**GIVEN INSTRUCTION**
From the listing below, tally the lines that include "label". Return only the total.

++++ SOURCE DATA ++++

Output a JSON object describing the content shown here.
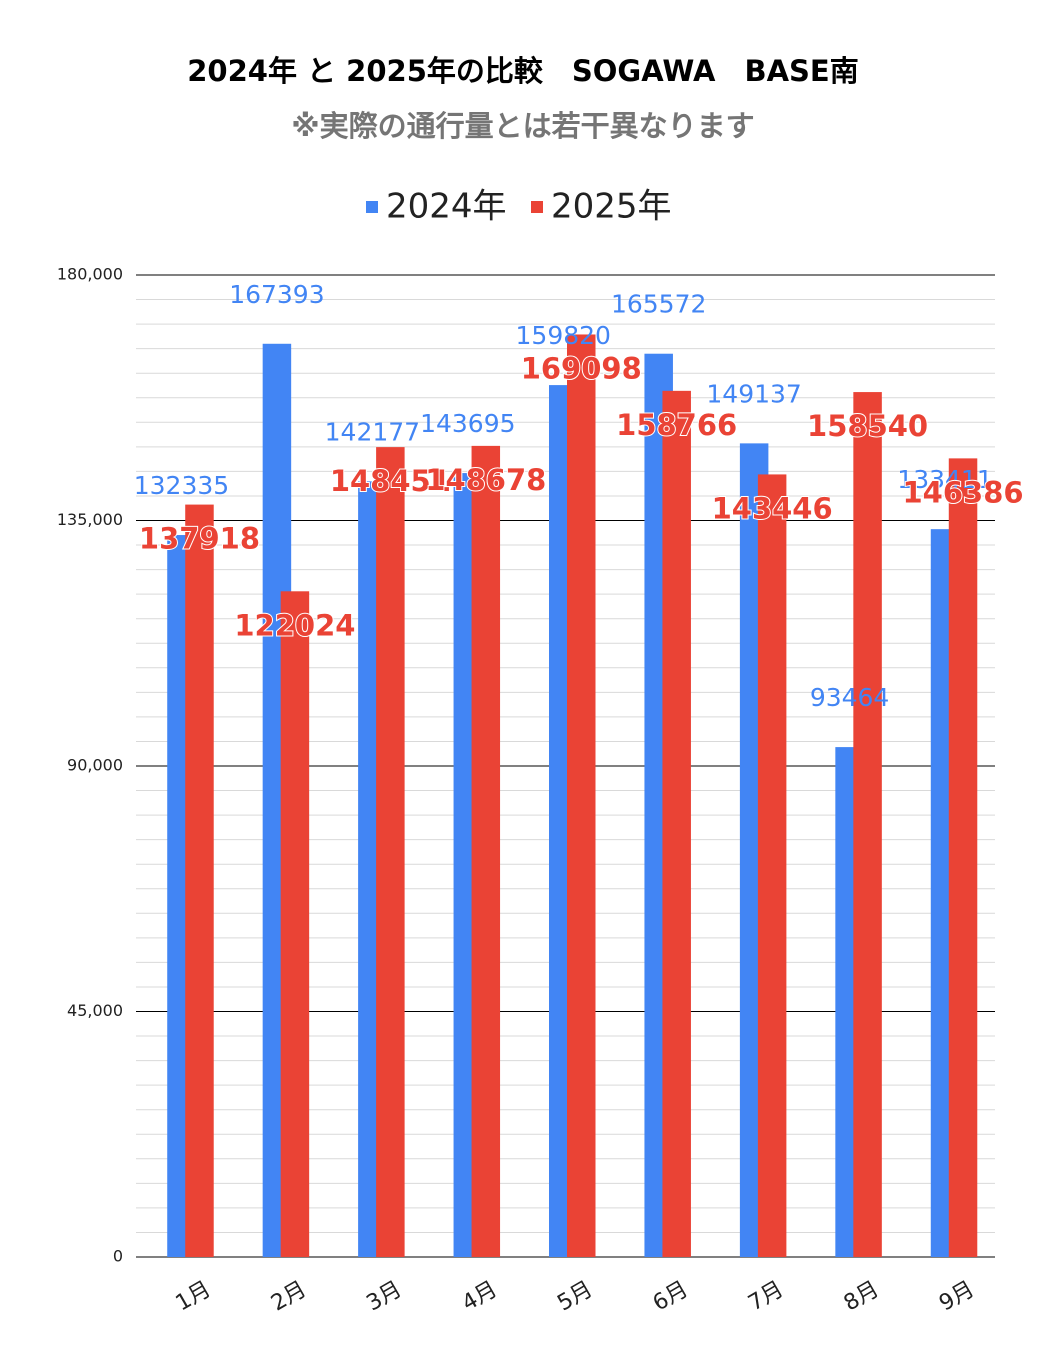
{
  "chart_data": {
    "type": "bar",
    "title": "2024年 と 2025年の比較　SOGAWA　BASE南",
    "subtitle": "※実際の通行量とは若干異なります",
    "categories": [
      "1月",
      "2月",
      "3月",
      "4月",
      "5月",
      "6月",
      "7月",
      "8月",
      "9月"
    ],
    "series": [
      {
        "name": "2024年",
        "color": "#4285f4",
        "values": [
          132335,
          167393,
          142177,
          143695,
          159820,
          165572,
          149137,
          93464,
          133411
        ]
      },
      {
        "name": "2025年",
        "color": "#ea4335",
        "values": [
          137918,
          122024,
          148451,
          148678,
          169098,
          158766,
          143446,
          158540,
          146386
        ]
      }
    ],
    "ylim": [
      0,
      180000
    ],
    "yticks": [
      {
        "value": 0,
        "label": "0"
      },
      {
        "value": 45000,
        "label": "45,000"
      },
      {
        "value": 90000,
        "label": "90,000"
      },
      {
        "value": 135000,
        "label": "135,000"
      },
      {
        "value": 180000,
        "label": "180,000"
      }
    ],
    "minor_yticks": [
      4500,
      9000,
      13500,
      18000,
      22500,
      27000,
      31500,
      36000,
      40500,
      49500,
      54000,
      58500,
      63000,
      67500,
      72000,
      76500,
      81000,
      85500,
      94500,
      99000,
      103500,
      108000,
      112500,
      117000,
      121500,
      126000,
      130500,
      139500,
      144000,
      148500,
      153000,
      157500,
      162000,
      166500,
      171000,
      175500
    ],
    "grid": true,
    "legend": "top"
  }
}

++++

**TASK OUTPUT**
5